'''

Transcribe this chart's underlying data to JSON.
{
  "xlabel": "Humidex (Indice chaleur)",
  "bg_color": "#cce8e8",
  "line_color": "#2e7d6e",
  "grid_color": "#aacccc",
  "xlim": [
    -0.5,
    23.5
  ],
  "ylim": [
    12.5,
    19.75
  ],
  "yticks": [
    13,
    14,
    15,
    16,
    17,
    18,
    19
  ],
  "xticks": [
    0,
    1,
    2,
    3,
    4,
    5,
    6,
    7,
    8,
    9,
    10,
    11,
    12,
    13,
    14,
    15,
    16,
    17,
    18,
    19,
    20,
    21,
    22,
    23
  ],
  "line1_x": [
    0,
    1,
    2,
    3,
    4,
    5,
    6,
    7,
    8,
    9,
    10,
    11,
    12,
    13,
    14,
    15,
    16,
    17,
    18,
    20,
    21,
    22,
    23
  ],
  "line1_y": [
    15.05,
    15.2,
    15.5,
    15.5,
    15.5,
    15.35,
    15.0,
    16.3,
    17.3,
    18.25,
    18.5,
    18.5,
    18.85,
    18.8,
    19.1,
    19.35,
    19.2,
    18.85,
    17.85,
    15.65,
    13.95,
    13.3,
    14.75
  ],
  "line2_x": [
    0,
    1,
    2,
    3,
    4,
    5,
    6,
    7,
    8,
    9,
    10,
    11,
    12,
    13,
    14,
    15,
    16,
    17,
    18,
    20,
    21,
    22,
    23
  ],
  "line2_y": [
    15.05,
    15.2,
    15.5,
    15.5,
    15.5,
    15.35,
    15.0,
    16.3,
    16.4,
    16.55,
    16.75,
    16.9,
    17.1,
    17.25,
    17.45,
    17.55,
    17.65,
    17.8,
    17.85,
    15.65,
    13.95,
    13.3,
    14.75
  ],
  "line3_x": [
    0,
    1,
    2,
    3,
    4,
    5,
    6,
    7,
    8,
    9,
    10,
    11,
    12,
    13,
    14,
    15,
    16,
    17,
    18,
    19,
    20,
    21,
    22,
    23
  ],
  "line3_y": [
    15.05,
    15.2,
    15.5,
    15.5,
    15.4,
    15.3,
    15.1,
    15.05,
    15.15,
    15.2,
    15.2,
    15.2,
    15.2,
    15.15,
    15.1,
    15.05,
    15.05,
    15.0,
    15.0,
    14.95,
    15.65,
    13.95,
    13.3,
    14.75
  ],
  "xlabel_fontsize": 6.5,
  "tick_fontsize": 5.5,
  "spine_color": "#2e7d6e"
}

'''

» REQUIRED TASK
Exactly as shown above, return every record.

» ANSWER TO THIS EXERCISE
Transcribe this chart's underlying data to JSON.
{
  "xlabel": "Humidex (Indice chaleur)",
  "bg_color": "#cce8e8",
  "line_color": "#2e7d6e",
  "grid_color": "#aacccc",
  "xlim": [
    -0.5,
    23.5
  ],
  "ylim": [
    12.5,
    19.75
  ],
  "yticks": [
    13,
    14,
    15,
    16,
    17,
    18,
    19
  ],
  "xticks": [
    0,
    1,
    2,
    3,
    4,
    5,
    6,
    7,
    8,
    9,
    10,
    11,
    12,
    13,
    14,
    15,
    16,
    17,
    18,
    19,
    20,
    21,
    22,
    23
  ],
  "line1_x": [
    0,
    1,
    2,
    3,
    4,
    5,
    6,
    7,
    8,
    9,
    10,
    11,
    12,
    13,
    14,
    15,
    16,
    17,
    18,
    20,
    21,
    22,
    23
  ],
  "line1_y": [
    15.05,
    15.2,
    15.5,
    15.5,
    15.5,
    15.35,
    15.0,
    16.3,
    17.3,
    18.25,
    18.5,
    18.5,
    18.85,
    18.8,
    19.1,
    19.35,
    19.2,
    18.85,
    17.85,
    15.65,
    13.95,
    13.3,
    14.75
  ],
  "line2_x": [
    0,
    1,
    2,
    3,
    4,
    5,
    6,
    7,
    8,
    9,
    10,
    11,
    12,
    13,
    14,
    15,
    16,
    17,
    18,
    20,
    21,
    22,
    23
  ],
  "line2_y": [
    15.05,
    15.2,
    15.5,
    15.5,
    15.5,
    15.35,
    15.0,
    16.3,
    16.4,
    16.55,
    16.75,
    16.9,
    17.1,
    17.25,
    17.45,
    17.55,
    17.65,
    17.8,
    17.85,
    15.65,
    13.95,
    13.3,
    14.75
  ],
  "line3_x": [
    0,
    1,
    2,
    3,
    4,
    5,
    6,
    7,
    8,
    9,
    10,
    11,
    12,
    13,
    14,
    15,
    16,
    17,
    18,
    19,
    20,
    21,
    22,
    23
  ],
  "line3_y": [
    15.05,
    15.2,
    15.5,
    15.5,
    15.4,
    15.3,
    15.1,
    15.05,
    15.15,
    15.2,
    15.2,
    15.2,
    15.2,
    15.15,
    15.1,
    15.05,
    15.05,
    15.0,
    15.0,
    14.95,
    15.65,
    13.95,
    13.3,
    14.75
  ],
  "xlabel_fontsize": 6.5,
  "tick_fontsize": 5.5,
  "spine_color": "#2e7d6e"
}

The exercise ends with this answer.